### Task material
--- BEGIN ---

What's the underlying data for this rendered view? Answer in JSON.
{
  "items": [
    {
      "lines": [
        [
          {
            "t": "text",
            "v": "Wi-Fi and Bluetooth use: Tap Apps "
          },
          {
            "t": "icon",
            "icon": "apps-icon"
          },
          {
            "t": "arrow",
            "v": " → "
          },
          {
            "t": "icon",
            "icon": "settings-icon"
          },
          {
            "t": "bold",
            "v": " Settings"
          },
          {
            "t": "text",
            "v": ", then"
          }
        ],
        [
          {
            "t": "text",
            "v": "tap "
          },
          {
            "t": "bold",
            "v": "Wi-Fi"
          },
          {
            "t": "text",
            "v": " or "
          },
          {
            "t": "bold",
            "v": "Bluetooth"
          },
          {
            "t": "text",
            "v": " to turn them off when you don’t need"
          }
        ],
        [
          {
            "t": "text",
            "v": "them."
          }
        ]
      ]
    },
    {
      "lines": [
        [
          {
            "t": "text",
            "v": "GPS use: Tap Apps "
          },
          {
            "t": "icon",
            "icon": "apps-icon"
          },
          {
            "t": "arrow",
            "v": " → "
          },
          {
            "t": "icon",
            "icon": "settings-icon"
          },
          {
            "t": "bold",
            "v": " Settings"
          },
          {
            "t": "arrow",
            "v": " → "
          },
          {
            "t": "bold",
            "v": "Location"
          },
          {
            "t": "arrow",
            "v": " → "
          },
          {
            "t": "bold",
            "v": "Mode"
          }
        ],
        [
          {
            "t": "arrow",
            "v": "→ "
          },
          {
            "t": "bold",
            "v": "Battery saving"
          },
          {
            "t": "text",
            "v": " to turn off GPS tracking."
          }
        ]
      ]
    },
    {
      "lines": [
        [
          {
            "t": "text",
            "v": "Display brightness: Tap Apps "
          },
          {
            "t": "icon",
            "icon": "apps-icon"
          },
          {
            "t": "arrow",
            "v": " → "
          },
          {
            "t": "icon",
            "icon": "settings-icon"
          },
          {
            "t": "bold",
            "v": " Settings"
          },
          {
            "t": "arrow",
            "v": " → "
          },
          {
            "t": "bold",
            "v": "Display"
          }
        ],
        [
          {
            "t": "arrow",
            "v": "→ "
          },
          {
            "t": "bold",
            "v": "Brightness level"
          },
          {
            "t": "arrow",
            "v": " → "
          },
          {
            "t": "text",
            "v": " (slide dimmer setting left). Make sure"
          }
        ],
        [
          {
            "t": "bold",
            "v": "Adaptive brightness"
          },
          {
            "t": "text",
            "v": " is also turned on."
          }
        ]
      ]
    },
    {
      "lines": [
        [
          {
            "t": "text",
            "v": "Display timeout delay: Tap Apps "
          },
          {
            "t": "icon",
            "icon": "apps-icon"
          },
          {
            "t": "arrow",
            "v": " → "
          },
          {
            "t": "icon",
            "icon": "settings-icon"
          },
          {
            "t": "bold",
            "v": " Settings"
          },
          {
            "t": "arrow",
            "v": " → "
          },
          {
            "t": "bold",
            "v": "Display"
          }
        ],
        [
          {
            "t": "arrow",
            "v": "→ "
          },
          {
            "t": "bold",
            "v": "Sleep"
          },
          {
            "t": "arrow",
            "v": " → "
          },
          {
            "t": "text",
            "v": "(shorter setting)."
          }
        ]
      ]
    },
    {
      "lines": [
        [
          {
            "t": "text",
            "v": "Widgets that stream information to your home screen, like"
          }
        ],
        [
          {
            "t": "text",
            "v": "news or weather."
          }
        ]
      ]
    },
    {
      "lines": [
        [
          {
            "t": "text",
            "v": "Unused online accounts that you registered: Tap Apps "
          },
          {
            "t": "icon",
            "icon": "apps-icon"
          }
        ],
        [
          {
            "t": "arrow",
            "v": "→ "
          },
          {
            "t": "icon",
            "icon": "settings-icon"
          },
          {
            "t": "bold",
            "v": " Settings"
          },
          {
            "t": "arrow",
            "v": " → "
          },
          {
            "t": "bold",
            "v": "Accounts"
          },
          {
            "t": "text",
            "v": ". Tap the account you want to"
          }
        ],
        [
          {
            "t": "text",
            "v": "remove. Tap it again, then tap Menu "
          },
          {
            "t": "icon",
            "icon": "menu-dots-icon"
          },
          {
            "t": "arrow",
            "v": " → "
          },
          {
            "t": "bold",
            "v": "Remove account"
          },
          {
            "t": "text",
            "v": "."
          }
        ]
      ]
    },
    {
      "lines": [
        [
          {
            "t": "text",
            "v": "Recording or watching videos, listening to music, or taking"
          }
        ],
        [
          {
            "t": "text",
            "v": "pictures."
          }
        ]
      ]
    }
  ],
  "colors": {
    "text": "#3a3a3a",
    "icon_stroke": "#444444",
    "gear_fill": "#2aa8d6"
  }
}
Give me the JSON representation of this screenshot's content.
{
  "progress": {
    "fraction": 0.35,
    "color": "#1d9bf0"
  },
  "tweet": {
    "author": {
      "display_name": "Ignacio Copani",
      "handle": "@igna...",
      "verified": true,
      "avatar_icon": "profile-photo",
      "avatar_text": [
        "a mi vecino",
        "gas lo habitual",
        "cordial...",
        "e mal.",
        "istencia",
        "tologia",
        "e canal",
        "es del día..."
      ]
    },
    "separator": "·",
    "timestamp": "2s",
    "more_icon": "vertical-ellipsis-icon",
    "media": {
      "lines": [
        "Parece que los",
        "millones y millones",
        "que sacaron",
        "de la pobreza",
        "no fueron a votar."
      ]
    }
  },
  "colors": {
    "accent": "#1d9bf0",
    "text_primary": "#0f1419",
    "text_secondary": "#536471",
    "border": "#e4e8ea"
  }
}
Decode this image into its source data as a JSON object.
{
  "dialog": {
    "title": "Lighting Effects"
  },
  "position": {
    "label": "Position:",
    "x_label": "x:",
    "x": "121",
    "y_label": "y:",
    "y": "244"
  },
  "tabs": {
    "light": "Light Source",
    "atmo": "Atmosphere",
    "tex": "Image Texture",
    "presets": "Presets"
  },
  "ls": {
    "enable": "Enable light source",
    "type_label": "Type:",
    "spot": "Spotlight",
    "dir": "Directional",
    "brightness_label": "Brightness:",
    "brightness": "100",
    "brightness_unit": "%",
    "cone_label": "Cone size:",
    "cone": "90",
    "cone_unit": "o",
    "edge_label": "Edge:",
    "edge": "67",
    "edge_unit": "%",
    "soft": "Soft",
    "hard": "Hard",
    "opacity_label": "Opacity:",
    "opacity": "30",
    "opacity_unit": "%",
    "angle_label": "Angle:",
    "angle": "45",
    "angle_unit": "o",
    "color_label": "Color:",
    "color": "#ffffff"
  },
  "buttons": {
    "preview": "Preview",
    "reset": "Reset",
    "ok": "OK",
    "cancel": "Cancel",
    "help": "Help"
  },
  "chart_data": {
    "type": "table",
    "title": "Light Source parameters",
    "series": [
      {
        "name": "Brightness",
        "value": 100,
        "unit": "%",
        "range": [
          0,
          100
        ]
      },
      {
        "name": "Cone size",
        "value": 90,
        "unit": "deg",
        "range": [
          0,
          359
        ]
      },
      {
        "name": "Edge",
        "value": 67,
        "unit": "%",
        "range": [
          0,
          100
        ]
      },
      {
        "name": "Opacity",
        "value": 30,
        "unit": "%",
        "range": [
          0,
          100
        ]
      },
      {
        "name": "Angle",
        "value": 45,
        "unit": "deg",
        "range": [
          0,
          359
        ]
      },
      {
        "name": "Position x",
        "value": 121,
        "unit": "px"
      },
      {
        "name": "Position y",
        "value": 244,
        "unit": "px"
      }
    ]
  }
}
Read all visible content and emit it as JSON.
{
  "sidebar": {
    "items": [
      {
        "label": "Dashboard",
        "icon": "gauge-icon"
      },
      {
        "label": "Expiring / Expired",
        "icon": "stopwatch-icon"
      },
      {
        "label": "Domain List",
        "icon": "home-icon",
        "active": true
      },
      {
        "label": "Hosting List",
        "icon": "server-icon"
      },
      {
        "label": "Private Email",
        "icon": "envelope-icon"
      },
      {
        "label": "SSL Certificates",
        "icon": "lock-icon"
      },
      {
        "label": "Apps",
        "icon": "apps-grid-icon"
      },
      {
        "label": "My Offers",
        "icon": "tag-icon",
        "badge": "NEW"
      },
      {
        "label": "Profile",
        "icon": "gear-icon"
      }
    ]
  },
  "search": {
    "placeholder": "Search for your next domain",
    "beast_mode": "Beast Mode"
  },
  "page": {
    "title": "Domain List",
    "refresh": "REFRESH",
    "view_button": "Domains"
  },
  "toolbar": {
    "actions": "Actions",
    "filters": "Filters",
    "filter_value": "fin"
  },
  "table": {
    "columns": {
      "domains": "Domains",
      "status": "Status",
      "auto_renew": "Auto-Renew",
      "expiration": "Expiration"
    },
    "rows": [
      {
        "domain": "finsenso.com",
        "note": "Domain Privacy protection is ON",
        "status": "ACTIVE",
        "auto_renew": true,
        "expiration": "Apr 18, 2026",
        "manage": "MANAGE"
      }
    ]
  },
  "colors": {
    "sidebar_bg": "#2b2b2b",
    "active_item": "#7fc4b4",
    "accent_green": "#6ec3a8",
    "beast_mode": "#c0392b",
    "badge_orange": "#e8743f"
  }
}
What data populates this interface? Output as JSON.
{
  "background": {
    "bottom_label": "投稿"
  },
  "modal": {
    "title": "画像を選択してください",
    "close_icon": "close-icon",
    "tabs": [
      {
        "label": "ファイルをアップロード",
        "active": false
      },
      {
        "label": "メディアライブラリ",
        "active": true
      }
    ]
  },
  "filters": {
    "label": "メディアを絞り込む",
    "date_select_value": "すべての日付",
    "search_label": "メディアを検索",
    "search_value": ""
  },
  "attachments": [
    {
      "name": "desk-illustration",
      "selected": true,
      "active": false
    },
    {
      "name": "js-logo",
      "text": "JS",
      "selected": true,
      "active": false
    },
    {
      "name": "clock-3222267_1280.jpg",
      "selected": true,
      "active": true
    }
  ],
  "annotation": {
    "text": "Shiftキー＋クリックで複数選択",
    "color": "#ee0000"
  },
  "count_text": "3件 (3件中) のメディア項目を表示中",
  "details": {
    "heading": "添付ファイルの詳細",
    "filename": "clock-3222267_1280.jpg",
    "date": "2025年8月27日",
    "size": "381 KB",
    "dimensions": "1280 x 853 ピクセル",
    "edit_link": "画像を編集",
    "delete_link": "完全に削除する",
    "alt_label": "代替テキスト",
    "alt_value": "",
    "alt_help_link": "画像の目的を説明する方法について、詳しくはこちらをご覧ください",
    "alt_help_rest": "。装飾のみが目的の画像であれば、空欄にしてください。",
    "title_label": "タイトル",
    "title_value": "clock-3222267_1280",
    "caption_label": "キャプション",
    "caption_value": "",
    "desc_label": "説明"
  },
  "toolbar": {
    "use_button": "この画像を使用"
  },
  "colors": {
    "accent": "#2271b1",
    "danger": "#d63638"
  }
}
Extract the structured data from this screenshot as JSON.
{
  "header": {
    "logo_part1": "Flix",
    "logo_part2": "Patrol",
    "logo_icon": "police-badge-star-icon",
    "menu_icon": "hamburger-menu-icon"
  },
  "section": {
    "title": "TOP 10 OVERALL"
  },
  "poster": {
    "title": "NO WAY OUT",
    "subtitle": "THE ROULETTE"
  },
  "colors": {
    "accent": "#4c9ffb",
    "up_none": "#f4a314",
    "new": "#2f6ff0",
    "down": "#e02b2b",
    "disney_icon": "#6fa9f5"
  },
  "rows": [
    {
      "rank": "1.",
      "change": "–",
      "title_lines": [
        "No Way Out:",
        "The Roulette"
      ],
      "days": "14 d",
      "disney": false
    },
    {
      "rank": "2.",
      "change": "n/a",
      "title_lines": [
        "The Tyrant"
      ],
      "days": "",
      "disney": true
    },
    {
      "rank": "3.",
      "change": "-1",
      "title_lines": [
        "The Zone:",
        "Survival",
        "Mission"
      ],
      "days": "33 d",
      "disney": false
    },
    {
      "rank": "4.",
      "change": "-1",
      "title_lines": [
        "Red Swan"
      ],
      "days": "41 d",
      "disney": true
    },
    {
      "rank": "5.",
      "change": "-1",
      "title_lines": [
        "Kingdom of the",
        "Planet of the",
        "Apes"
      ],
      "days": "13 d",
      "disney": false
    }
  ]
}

--- END ---

### Given problem
Read through the entries and copy every line that includes "this".

### Exercise answer
What's the underlying data for this rendered view? Answer in JSON.
Give me the JSON representation of this screenshot's content.
Decode this image into its source data as a JSON object.
What data populates this interface? Output as JSON.
Extract the structured data from this screenshot as JSON.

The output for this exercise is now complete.